◆ Figure dataset records

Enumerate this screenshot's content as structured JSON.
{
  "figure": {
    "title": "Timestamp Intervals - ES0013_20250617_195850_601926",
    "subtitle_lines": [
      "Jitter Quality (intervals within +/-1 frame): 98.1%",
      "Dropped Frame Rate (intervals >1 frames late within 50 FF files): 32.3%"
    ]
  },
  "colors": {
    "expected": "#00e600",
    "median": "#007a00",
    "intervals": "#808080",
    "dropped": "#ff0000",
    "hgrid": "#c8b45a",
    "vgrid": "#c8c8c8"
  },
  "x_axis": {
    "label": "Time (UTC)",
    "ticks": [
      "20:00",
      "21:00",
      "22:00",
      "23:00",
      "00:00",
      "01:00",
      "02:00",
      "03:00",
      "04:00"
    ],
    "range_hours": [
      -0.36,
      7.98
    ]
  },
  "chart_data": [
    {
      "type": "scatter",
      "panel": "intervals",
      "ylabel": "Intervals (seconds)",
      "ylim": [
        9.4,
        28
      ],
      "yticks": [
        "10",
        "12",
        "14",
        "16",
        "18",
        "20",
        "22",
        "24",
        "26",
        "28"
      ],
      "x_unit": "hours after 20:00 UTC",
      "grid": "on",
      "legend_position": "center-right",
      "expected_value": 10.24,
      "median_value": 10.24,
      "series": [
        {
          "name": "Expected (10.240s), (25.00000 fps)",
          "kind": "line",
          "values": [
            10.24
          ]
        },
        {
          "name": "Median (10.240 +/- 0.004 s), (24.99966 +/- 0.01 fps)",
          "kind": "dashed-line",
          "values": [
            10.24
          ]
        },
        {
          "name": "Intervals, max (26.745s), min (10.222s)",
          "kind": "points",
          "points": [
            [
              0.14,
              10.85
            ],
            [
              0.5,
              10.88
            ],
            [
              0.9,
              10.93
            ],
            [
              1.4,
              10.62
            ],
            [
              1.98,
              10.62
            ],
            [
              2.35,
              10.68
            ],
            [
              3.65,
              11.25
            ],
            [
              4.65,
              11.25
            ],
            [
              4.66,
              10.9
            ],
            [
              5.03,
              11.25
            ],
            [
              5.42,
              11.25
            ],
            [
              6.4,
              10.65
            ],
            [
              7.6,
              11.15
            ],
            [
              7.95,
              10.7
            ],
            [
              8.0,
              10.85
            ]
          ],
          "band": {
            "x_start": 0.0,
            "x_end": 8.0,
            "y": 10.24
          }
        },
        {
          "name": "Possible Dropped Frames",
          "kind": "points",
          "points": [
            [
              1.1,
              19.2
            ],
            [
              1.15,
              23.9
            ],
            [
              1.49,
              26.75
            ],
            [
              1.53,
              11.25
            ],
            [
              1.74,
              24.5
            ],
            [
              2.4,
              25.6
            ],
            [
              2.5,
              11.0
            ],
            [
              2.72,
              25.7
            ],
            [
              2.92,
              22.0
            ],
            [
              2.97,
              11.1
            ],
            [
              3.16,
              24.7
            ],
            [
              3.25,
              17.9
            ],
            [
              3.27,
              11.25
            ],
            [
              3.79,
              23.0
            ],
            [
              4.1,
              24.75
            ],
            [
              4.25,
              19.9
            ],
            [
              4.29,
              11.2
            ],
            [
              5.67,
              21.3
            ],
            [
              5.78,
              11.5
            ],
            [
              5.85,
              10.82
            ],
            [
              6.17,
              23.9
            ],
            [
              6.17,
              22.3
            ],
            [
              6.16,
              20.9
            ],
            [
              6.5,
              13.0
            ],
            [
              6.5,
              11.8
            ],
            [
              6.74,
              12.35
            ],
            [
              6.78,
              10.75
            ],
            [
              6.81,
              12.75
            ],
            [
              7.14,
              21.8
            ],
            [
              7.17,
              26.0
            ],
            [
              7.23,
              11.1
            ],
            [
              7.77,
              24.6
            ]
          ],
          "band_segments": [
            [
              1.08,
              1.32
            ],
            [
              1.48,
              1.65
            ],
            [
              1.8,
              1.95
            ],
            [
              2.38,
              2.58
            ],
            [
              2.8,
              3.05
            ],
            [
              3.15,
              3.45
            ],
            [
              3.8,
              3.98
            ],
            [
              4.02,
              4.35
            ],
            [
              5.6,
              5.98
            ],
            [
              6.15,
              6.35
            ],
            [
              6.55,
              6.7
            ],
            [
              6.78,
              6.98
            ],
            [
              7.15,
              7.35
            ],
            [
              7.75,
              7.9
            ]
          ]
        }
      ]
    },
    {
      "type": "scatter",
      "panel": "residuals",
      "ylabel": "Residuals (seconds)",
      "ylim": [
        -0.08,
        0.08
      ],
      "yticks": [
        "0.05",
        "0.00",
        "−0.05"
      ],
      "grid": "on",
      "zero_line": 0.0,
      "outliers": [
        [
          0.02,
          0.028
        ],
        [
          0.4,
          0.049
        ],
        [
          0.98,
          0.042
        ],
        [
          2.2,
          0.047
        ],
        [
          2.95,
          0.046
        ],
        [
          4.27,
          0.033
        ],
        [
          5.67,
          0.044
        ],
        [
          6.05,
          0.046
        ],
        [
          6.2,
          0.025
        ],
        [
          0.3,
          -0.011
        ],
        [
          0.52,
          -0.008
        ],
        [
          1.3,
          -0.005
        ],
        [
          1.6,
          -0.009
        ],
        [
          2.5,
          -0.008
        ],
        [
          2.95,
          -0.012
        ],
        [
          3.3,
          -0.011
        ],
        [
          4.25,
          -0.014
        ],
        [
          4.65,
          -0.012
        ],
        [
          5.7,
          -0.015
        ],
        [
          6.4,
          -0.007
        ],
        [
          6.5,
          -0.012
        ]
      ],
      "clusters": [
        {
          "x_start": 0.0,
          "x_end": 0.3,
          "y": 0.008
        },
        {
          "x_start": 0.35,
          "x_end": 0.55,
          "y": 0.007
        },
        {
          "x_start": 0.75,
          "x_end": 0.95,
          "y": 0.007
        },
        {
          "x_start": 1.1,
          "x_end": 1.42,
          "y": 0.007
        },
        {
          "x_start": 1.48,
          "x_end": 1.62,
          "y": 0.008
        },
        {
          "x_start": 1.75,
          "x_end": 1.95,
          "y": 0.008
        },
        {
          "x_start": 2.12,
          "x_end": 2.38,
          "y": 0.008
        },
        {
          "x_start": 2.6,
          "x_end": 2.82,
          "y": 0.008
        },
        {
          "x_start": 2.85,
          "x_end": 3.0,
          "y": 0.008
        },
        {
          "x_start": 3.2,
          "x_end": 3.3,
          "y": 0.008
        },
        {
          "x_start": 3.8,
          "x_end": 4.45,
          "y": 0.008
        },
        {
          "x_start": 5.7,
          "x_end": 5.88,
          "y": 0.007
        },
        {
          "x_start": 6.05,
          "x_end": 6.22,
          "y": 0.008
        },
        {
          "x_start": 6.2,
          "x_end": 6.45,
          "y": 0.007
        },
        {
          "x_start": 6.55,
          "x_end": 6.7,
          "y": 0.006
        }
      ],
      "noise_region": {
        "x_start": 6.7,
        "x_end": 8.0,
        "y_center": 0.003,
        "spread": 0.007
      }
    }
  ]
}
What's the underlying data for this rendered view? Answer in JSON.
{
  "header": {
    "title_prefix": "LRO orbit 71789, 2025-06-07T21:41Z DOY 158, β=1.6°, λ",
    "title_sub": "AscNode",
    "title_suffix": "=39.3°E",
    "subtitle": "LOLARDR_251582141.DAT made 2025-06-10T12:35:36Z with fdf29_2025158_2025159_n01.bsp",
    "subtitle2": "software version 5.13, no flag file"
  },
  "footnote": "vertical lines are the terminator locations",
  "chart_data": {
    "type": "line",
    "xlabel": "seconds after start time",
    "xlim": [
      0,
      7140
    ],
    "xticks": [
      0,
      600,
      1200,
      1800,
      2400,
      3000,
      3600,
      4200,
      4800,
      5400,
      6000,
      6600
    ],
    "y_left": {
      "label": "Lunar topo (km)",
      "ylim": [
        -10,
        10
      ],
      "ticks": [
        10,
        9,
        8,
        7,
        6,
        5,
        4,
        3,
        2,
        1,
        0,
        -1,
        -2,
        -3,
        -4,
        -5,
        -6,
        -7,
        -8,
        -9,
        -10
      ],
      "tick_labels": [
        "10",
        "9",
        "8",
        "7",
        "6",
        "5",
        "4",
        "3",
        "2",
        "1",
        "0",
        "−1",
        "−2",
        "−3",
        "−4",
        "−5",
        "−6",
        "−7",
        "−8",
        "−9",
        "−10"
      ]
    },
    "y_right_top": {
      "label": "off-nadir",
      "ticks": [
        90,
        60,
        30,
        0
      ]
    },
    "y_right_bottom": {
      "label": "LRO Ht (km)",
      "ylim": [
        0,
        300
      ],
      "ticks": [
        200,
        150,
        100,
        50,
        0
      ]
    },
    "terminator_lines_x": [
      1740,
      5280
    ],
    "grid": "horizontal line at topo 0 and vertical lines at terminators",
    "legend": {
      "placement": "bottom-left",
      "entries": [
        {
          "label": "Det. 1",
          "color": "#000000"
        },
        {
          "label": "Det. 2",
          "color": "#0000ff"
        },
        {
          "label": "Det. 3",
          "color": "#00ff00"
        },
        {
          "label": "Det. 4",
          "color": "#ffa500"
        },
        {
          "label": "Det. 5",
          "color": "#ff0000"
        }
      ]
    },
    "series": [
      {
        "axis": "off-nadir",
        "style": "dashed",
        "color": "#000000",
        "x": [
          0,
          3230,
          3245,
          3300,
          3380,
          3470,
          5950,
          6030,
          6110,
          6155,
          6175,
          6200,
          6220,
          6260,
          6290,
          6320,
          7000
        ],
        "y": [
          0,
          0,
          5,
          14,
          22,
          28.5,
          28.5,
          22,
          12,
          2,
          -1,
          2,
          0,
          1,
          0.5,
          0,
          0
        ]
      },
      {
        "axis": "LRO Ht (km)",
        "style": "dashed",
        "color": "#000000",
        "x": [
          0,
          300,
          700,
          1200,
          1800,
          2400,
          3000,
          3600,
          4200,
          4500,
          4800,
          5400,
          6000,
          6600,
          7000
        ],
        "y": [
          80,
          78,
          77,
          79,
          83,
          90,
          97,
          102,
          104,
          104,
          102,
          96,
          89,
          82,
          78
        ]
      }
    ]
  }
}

◆ Set problem
Which lines in the records above contain the string "kind"? Copy each one.

◆ Answer to the task
          "kind": "line",
          "kind": "dashed-line",
          "kind": "points",
          "kind": "points",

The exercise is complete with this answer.